*THE RECORDS*:
______

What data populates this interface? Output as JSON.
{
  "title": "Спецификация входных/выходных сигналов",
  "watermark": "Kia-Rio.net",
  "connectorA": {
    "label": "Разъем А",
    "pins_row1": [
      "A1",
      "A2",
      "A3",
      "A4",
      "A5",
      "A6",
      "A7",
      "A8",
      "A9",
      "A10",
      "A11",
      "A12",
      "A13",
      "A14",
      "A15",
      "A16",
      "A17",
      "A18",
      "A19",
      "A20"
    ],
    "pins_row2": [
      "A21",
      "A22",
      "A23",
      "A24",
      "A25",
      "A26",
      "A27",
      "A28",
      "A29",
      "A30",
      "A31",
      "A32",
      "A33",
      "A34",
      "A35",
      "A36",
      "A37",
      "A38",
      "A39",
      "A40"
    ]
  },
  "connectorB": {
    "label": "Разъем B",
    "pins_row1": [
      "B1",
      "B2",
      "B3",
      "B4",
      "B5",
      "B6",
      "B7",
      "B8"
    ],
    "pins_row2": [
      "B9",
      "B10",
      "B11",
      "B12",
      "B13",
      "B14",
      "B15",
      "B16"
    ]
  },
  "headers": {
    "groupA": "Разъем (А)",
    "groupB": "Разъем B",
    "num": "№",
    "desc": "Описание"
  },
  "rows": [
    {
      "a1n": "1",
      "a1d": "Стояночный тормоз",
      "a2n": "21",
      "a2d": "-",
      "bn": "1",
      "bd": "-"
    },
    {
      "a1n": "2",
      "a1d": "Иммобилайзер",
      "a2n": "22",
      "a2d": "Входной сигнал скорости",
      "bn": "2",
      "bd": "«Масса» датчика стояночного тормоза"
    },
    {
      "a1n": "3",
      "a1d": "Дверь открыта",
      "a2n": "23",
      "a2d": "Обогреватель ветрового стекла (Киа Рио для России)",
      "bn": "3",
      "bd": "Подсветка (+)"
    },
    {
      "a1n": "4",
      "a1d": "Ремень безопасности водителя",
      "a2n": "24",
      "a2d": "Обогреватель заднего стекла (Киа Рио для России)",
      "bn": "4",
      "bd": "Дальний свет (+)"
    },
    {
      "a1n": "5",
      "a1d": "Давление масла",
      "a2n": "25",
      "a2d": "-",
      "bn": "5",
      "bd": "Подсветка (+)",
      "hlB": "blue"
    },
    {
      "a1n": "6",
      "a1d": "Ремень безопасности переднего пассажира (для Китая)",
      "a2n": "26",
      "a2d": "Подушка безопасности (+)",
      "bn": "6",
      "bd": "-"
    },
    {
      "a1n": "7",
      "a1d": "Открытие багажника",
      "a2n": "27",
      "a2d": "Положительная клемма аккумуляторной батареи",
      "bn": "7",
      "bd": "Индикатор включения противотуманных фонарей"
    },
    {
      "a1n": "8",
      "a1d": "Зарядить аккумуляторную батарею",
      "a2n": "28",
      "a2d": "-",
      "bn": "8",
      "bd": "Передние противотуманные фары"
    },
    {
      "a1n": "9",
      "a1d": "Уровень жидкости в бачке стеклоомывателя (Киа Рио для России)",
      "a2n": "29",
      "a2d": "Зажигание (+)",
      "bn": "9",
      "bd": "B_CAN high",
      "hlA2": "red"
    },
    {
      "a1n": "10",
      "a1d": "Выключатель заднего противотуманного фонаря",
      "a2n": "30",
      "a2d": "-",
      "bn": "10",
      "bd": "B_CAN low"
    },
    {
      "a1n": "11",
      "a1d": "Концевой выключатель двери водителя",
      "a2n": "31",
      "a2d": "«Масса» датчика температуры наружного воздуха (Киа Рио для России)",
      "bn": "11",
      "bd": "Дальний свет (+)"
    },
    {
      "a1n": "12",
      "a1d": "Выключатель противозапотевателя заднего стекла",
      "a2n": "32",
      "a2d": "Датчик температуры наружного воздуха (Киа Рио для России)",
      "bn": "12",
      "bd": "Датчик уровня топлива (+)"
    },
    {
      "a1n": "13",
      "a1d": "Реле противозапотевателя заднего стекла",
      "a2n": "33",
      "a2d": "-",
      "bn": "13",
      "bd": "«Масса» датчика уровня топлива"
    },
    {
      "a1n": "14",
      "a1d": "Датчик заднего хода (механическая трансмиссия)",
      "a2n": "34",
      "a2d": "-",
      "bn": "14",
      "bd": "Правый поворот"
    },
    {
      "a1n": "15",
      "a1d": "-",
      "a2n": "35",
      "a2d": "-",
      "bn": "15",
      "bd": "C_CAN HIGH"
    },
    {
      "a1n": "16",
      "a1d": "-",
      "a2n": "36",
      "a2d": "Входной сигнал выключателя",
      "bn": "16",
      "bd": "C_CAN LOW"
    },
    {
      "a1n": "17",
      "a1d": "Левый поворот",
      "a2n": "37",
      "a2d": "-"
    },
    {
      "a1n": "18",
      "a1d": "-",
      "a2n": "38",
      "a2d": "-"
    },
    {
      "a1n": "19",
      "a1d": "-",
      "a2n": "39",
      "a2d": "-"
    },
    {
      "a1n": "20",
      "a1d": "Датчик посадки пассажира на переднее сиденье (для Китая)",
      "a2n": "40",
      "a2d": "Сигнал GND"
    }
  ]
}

______

*WORK TO COMPLETE*: Check each line of the records above for the string "стекла", and report every line that has it.

*WRITTEN ANSWER*:
      "a2d": "Обогреватель ветрового стекла (Киа Рио для России)",
      "a2d": "Обогреватель заднего стекла (Киа Рио для России)",
      "a1d": "Выключатель противозапотевателя заднего стекла",
      "a1d": "Реле противозапотевателя заднего стекла",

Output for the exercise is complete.